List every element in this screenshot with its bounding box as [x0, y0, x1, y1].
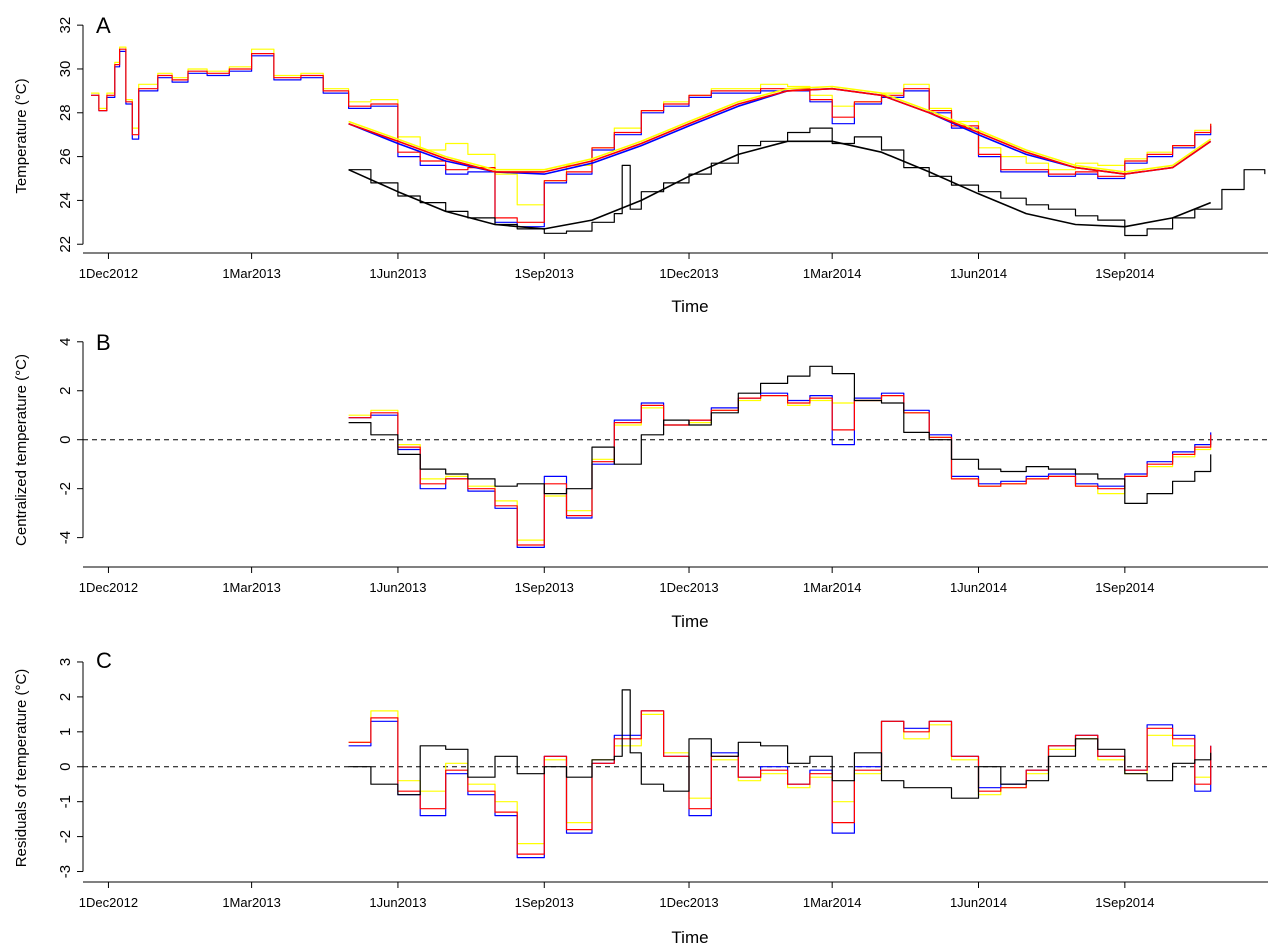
- y-tick-label: 2: [57, 693, 74, 701]
- x-tick-label: 1Sep2014: [1095, 580, 1154, 595]
- y-tick-label: 4: [57, 338, 74, 346]
- x-tick-label: 1Sep2014: [1095, 895, 1154, 910]
- x-tick-label: 1Jun2014: [950, 580, 1007, 595]
- y-tick-label: -2: [57, 830, 74, 843]
- panel-a-ylabel: Temperature (°C): [13, 78, 30, 193]
- panel-a-xlabel: Time: [671, 297, 708, 316]
- x-tick-label: 1Jun2013: [369, 895, 426, 910]
- series-line-2: [91, 48, 1212, 223]
- y-tick-label: 30: [57, 61, 74, 78]
- panel-b-letter: B: [96, 330, 111, 355]
- y-tick-label: 22: [57, 236, 74, 253]
- x-tick-label: 1Mar2013: [222, 266, 281, 281]
- panel-c-letter: C: [96, 648, 112, 673]
- series-line-1: [348, 392, 1212, 548]
- x-tick-label: 1Mar2014: [803, 580, 862, 595]
- fitted-curve-7: [348, 140, 1211, 230]
- y-tick-label: 26: [57, 148, 74, 165]
- fitted-curve-5: [348, 87, 1212, 175]
- panel-c: C Residuals of temperature (°C) Time -3-…: [13, 648, 1268, 947]
- panel-a-plot-area: 22 24 26 28 30 32 1Dec2012 1Mar2013 1Jun2013 1Sep…: [57, 17, 1268, 281]
- x-tick-label: 1Mar2013: [222, 580, 281, 595]
- panel-a: A Temperature (°C) Time 22 24 26 28 30 32 1Dec…: [13, 13, 1268, 316]
- y-tick-label: -2: [57, 482, 74, 495]
- x-tick-label: 1Dec2013: [659, 266, 718, 281]
- x-tick-label: 1Sep2013: [515, 895, 574, 910]
- x-tick-label: 1Dec2013: [659, 580, 718, 595]
- x-tick-label: 1Mar2014: [803, 895, 862, 910]
- panel-c-plot-area: -3 -2 -1 0 1 2 3 1Dec2012 1Mar2013 1Jun2013 1Sep20…: [57, 658, 1268, 910]
- panel-b-xlabel: Time: [671, 612, 708, 631]
- x-tick-label: 1Sep2014: [1095, 266, 1154, 281]
- series-line-2: [348, 395, 1212, 546]
- y-tick-label: 2: [57, 387, 74, 395]
- x-tick-label: 1Mar2014: [803, 266, 862, 281]
- series-line-3: [348, 127, 1266, 237]
- series-line-2: [348, 710, 1212, 855]
- panel-c-xlabel: Time: [671, 928, 708, 947]
- panel-b-plot-area: -4 -2 0 2 4 1Dec2012 1Mar2013 1Jun2013 1Sep2013 1…: [57, 338, 1268, 595]
- series-line-3: [348, 365, 1212, 504]
- x-tick-label: 1Jun2014: [950, 266, 1007, 281]
- y-tick-label: 32: [57, 17, 74, 34]
- y-tick-label: -1: [57, 795, 74, 808]
- panel-b-ylabel: Centralized temperature (°C): [13, 354, 30, 546]
- panel-b: B Centralized temperature (°C) Time -4 -2…: [13, 330, 1268, 631]
- y-tick-label: 0: [57, 763, 74, 771]
- y-tick-label: 3: [57, 658, 74, 666]
- y-tick-label: 28: [57, 104, 74, 121]
- x-tick-label: 1Jun2014: [950, 895, 1007, 910]
- fitted-curve-4: [348, 85, 1212, 173]
- panel-a-letter: A: [96, 13, 111, 38]
- y-tick-label: -4: [57, 531, 74, 544]
- y-tick-label: 24: [57, 192, 74, 209]
- y-tick-label: 1: [57, 728, 74, 736]
- series-line-0: [91, 46, 1212, 206]
- series-line-3: [348, 689, 1212, 799]
- series-line-0: [348, 395, 1212, 541]
- x-tick-label: 1Dec2013: [659, 895, 718, 910]
- x-tick-label: 1Jun2013: [369, 580, 426, 595]
- y-tick-label: -3: [57, 865, 74, 878]
- x-tick-label: 1Sep2013: [515, 266, 574, 281]
- x-tick-label: 1Dec2012: [79, 266, 138, 281]
- x-tick-label: 1Mar2013: [222, 895, 281, 910]
- x-tick-label: 1Dec2012: [79, 580, 138, 595]
- fitted-curve-6: [348, 87, 1212, 175]
- x-tick-label: 1Jun2013: [369, 266, 426, 281]
- x-tick-label: 1Sep2013: [515, 580, 574, 595]
- panel-c-ylabel: Residuals of temperature (°C): [13, 669, 30, 868]
- x-tick-label: 1Dec2012: [79, 895, 138, 910]
- y-tick-label: 0: [57, 436, 74, 444]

-*-*-

### Directive
Copy out all the entries above word for word, leaving out the pictures.

### Answer for this exercise
List every element in this screenshot with its bounding box as [x0, y0, x1, y1].
- y-tick-label: 2: [57, 693, 74, 701]
- x-tick-label: 1Sep2014: [1095, 580, 1154, 595]
- y-tick-label: 4: [57, 338, 74, 346]
- x-tick-label: 1Sep2014: [1095, 895, 1154, 910]
- x-tick-label: 1Jun2014: [950, 580, 1007, 595]
- y-tick-label: -2: [57, 830, 74, 843]
- panel-a-ylabel: Temperature (°C): [13, 78, 30, 193]
- panel-a-xlabel: Time: [671, 297, 708, 316]
- x-tick-label: 1Jun2013: [369, 895, 426, 910]
- series-line-2: [91, 48, 1212, 223]
- y-tick-label: 30: [57, 61, 74, 78]
- panel-b-letter: B: [96, 330, 111, 355]
- y-tick-label: 22: [57, 236, 74, 253]
- x-tick-label: 1Mar2013: [222, 266, 281, 281]
- panel-c-letter: C: [96, 648, 112, 673]
- series-line-1: [348, 392, 1212, 548]
- x-tick-label: 1Mar2014: [803, 580, 862, 595]
- fitted-curve-7: [348, 140, 1211, 230]
- y-tick-label: 26: [57, 148, 74, 165]
- fitted-curve-5: [348, 87, 1212, 175]
- panel-c: C Residuals of temperature (°C) Time -3-…: [13, 648, 1268, 947]
- panel-a-plot-area: 22 24 26 28 30 32 1Dec2012 1Mar2013 1Jun2013 1Sep…: [57, 17, 1268, 281]
- x-tick-label: 1Mar2013: [222, 580, 281, 595]
- panel-a: A Temperature (°C) Time 22 24 26 28 30 32 1Dec…: [13, 13, 1268, 316]
- y-tick-label: -2: [57, 482, 74, 495]
- x-tick-label: 1Dec2013: [659, 266, 718, 281]
- x-tick-label: 1Sep2013: [515, 895, 574, 910]
- x-tick-label: 1Dec2013: [659, 580, 718, 595]
- x-tick-label: 1Mar2014: [803, 895, 862, 910]
- panel-c-plot-area: -3 -2 -1 0 1 2 3 1Dec2012 1Mar2013 1Jun2013 1Sep20…: [57, 658, 1268, 910]
- panel-b-xlabel: Time: [671, 612, 708, 631]
- x-tick-label: 1Sep2014: [1095, 266, 1154, 281]
- series-line-2: [348, 395, 1212, 546]
- y-tick-label: 2: [57, 387, 74, 395]
- x-tick-label: 1Mar2014: [803, 266, 862, 281]
- series-line-3: [348, 127, 1266, 237]
- series-line-2: [348, 710, 1212, 855]
- panel-c-xlabel: Time: [671, 928, 708, 947]
- panel-b-plot-area: -4 -2 0 2 4 1Dec2012 1Mar2013 1Jun2013 1Sep2013 1…: [57, 338, 1268, 595]
- series-line-3: [348, 365, 1212, 504]
- x-tick-label: 1Jun2014: [950, 266, 1007, 281]
- y-tick-label: 32: [57, 17, 74, 34]
- y-tick-label: -1: [57, 795, 74, 808]
- panel-b-ylabel: Centralized temperature (°C): [13, 354, 30, 546]
- panel-b: B Centralized temperature (°C) Time -4 -2…: [13, 330, 1268, 631]
- y-tick-label: 0: [57, 763, 74, 771]
- y-tick-label: 3: [57, 658, 74, 666]
- y-tick-label: 28: [57, 104, 74, 121]
- x-tick-label: 1Jun2014: [950, 895, 1007, 910]
- fitted-curve-4: [348, 85, 1212, 173]
- panel-a-letter: A: [96, 13, 111, 38]
- y-tick-label: -4: [57, 531, 74, 544]
- y-tick-label: 24: [57, 192, 74, 209]
- y-tick-label: 1: [57, 728, 74, 736]
- series-line-0: [91, 46, 1212, 206]
- series-line-3: [348, 689, 1212, 799]
- series-line-0: [348, 395, 1212, 541]
- x-tick-label: 1Dec2013: [659, 895, 718, 910]
- x-tick-label: 1Jun2013: [369, 580, 426, 595]
- y-tick-label: -3: [57, 865, 74, 878]
- x-tick-label: 1Sep2013: [515, 266, 574, 281]
- x-tick-label: 1Dec2012: [79, 266, 138, 281]
- x-tick-label: 1Mar2013: [222, 895, 281, 910]
- x-tick-label: 1Dec2012: [79, 580, 138, 595]
- fitted-curve-6: [348, 87, 1212, 175]
- x-tick-label: 1Jun2013: [369, 266, 426, 281]
- x-tick-label: 1Sep2013: [515, 580, 574, 595]
- panel-c-ylabel: Residuals of temperature (°C): [13, 669, 30, 868]
- x-tick-label: 1Dec2012: [79, 895, 138, 910]
- y-tick-label: 0: [57, 436, 74, 444]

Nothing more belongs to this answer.